> _Material for the task_:
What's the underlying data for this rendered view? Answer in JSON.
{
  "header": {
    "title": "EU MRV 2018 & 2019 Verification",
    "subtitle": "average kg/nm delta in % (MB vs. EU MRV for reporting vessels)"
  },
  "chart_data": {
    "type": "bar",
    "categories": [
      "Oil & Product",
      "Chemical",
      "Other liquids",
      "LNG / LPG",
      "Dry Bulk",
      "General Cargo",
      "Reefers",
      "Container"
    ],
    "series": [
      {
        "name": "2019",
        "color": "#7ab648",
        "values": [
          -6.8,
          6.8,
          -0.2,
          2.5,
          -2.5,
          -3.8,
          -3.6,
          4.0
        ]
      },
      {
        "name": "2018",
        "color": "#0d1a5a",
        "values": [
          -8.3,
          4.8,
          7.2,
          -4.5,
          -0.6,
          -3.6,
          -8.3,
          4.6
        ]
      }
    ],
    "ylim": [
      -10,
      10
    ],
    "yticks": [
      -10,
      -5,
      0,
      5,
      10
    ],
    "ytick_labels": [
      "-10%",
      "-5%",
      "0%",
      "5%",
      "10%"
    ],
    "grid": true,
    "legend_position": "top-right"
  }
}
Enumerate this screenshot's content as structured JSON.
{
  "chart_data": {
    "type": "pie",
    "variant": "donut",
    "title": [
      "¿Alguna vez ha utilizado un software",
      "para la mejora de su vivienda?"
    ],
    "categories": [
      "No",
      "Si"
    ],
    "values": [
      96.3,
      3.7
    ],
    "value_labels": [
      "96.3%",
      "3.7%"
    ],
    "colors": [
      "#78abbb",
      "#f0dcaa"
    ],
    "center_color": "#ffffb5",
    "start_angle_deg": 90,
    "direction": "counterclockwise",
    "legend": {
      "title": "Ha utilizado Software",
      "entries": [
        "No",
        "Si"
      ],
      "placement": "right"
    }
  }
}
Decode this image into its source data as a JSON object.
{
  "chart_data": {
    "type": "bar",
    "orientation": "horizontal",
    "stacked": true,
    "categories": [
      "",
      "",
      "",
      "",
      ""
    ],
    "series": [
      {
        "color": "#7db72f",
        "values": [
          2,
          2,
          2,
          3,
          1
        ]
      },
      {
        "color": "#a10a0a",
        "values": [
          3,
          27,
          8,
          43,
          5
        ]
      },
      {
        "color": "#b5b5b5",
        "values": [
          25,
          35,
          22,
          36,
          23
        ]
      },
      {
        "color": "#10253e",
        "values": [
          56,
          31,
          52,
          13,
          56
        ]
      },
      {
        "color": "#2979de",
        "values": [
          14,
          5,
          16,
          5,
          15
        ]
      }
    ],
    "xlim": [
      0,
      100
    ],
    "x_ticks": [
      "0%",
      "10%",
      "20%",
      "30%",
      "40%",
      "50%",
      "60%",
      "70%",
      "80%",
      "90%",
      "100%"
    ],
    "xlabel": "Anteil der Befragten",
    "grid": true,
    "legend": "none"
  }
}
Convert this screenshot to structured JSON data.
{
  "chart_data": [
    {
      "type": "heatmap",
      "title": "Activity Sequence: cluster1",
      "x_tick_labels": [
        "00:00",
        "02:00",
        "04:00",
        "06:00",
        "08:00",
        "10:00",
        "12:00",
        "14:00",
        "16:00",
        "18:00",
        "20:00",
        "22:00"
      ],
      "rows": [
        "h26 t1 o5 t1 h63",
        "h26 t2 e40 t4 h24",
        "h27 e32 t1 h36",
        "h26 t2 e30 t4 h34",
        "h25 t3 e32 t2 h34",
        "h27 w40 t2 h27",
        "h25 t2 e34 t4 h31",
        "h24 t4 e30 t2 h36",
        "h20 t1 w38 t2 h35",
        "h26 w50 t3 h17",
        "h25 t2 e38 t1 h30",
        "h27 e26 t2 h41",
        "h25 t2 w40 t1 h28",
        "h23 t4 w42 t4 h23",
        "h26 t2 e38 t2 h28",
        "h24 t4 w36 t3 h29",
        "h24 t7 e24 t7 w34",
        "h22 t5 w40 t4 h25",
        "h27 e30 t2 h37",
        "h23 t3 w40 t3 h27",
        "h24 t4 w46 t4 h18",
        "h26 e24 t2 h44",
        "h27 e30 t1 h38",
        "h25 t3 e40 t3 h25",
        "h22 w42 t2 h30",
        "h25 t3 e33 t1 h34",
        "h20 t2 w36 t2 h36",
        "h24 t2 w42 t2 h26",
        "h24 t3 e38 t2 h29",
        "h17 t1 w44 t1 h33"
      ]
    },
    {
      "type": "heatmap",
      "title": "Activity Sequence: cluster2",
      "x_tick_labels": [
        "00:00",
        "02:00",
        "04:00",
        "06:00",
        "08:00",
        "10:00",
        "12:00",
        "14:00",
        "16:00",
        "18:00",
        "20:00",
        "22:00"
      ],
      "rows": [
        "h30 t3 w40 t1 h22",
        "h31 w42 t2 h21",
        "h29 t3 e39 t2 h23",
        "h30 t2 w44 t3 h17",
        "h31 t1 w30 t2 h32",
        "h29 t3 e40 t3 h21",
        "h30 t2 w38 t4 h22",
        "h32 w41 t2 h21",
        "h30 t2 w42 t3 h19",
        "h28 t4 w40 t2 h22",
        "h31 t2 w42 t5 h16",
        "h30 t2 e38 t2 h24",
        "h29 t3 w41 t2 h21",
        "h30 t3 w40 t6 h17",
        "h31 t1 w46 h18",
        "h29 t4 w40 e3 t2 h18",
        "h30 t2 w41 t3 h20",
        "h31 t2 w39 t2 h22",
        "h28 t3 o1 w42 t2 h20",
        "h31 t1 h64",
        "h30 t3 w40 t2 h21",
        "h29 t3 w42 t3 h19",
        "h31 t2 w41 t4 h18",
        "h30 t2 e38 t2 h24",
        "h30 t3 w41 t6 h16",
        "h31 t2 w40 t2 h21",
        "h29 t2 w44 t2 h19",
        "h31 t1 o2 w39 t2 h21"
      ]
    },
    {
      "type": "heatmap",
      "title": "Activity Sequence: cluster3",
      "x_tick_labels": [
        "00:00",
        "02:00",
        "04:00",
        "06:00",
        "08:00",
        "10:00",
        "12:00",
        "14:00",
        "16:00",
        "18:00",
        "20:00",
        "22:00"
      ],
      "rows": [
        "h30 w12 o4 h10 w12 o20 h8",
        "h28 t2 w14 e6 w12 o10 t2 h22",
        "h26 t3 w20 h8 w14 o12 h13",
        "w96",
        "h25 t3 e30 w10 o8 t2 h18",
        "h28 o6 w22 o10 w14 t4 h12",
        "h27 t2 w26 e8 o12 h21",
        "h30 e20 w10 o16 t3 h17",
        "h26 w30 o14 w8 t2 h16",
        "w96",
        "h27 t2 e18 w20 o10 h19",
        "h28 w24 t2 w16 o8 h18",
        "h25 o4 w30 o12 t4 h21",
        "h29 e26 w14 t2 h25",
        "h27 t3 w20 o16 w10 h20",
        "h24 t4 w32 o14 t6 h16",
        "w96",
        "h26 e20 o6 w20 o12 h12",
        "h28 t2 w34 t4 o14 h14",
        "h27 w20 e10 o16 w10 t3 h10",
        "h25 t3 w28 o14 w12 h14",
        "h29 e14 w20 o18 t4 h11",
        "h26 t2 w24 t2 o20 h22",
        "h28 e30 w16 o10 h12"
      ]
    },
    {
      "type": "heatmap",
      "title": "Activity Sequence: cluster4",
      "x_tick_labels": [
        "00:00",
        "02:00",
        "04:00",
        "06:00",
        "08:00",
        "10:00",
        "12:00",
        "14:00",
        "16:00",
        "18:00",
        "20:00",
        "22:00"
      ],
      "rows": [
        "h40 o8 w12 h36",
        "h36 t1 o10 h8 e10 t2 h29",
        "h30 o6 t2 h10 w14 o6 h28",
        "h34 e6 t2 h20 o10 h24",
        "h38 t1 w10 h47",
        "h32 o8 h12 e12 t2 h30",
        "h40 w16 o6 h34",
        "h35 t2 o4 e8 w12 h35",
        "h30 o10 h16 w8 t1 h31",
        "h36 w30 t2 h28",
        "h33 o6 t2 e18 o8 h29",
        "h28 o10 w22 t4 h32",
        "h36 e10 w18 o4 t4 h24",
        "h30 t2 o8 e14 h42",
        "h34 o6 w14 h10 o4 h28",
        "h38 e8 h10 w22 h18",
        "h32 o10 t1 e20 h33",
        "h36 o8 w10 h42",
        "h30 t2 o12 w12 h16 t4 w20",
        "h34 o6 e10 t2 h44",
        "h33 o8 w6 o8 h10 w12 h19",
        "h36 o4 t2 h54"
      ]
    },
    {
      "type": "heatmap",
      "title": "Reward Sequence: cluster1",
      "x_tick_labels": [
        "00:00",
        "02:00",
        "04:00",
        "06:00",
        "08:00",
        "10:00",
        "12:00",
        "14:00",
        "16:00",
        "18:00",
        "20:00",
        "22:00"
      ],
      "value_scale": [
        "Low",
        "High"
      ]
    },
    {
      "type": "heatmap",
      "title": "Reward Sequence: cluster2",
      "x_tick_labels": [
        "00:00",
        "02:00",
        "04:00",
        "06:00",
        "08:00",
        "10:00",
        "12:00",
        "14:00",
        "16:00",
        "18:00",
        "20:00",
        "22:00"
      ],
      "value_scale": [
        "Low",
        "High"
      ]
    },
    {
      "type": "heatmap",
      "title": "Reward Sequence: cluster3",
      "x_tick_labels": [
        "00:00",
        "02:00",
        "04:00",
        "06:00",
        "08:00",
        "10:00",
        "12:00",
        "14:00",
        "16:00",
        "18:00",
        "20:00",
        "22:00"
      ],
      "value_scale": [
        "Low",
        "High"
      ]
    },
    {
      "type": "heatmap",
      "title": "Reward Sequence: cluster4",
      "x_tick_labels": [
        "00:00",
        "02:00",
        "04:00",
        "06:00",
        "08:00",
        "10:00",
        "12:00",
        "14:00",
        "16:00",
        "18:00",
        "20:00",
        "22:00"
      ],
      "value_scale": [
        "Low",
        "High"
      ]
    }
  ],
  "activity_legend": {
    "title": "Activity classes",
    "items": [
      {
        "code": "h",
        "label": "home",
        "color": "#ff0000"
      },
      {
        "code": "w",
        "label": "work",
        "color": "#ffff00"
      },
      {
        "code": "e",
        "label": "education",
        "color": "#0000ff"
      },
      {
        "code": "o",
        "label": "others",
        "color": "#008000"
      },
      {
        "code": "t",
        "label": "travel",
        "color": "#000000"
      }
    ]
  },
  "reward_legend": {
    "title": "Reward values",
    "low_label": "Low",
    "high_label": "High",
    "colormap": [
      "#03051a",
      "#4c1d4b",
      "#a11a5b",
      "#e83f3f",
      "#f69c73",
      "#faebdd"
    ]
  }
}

> _What the exercise asks_:
Find "screenshot". Copy every line it occurs in.

> _Result of the exercise_:
Enumerate this screenshot's content as structured JSON.
Convert this screenshot to structured JSON data.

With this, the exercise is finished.